Required task -
Copy out all the lines in the records that include the word "Google".

[Extracted records]
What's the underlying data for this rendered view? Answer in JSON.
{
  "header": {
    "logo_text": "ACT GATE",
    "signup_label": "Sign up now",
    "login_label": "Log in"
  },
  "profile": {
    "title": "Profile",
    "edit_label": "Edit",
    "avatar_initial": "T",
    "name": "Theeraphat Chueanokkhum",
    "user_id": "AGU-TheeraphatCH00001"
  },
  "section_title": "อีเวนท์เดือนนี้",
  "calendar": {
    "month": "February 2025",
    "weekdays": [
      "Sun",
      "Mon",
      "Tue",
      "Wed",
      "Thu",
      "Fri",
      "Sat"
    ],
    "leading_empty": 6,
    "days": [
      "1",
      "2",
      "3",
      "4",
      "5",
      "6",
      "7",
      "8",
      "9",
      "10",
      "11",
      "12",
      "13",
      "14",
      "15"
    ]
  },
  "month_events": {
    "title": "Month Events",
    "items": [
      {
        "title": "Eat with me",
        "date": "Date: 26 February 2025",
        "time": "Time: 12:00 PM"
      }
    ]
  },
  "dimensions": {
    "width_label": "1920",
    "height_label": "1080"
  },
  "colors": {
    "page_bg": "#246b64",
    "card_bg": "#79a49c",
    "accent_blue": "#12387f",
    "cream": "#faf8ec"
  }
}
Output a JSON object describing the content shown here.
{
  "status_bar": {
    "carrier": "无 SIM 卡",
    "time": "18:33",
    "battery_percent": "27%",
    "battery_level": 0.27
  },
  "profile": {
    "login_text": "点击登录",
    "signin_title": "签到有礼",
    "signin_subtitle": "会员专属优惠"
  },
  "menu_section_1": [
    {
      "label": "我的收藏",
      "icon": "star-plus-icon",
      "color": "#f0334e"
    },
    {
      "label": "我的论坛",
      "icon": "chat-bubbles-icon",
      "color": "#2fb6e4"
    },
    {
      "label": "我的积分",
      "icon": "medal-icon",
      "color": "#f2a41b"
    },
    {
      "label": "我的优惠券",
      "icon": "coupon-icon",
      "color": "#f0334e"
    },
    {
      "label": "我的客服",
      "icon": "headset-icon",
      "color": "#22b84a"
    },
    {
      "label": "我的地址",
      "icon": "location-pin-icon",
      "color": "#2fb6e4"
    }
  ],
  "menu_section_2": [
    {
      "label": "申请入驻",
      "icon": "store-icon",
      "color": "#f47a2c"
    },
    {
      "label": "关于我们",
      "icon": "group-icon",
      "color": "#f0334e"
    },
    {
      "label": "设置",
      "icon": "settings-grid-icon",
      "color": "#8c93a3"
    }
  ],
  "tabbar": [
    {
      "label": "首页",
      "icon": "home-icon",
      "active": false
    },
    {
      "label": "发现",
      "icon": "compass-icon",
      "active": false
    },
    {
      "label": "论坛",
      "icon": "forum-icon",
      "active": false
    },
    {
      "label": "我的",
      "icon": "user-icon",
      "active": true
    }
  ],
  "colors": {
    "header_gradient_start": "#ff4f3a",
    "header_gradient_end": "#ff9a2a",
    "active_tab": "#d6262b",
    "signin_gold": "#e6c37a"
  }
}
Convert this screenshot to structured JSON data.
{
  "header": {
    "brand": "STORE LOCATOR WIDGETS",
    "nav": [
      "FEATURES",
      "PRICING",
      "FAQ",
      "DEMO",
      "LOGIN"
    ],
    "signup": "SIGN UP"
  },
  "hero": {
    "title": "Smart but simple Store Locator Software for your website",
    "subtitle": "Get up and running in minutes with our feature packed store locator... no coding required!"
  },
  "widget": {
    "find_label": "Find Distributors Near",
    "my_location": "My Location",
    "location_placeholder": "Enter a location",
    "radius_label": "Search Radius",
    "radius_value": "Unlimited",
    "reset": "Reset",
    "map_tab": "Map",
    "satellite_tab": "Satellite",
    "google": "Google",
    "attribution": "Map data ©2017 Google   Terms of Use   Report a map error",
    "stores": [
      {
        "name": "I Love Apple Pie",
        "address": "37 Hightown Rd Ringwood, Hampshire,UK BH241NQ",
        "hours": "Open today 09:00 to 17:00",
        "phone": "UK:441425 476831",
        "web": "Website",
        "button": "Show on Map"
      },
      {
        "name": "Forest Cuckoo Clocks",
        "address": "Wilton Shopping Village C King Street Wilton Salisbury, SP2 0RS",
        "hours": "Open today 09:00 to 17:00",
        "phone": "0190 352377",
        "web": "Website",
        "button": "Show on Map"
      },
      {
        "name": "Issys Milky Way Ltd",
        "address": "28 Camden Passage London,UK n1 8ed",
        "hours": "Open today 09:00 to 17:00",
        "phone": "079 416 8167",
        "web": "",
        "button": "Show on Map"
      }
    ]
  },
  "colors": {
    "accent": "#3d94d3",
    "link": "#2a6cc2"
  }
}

Finished exercise -
    "google": "Google",
    "attribution": "Map data ©2017 Google   Terms of Use   Report a map error",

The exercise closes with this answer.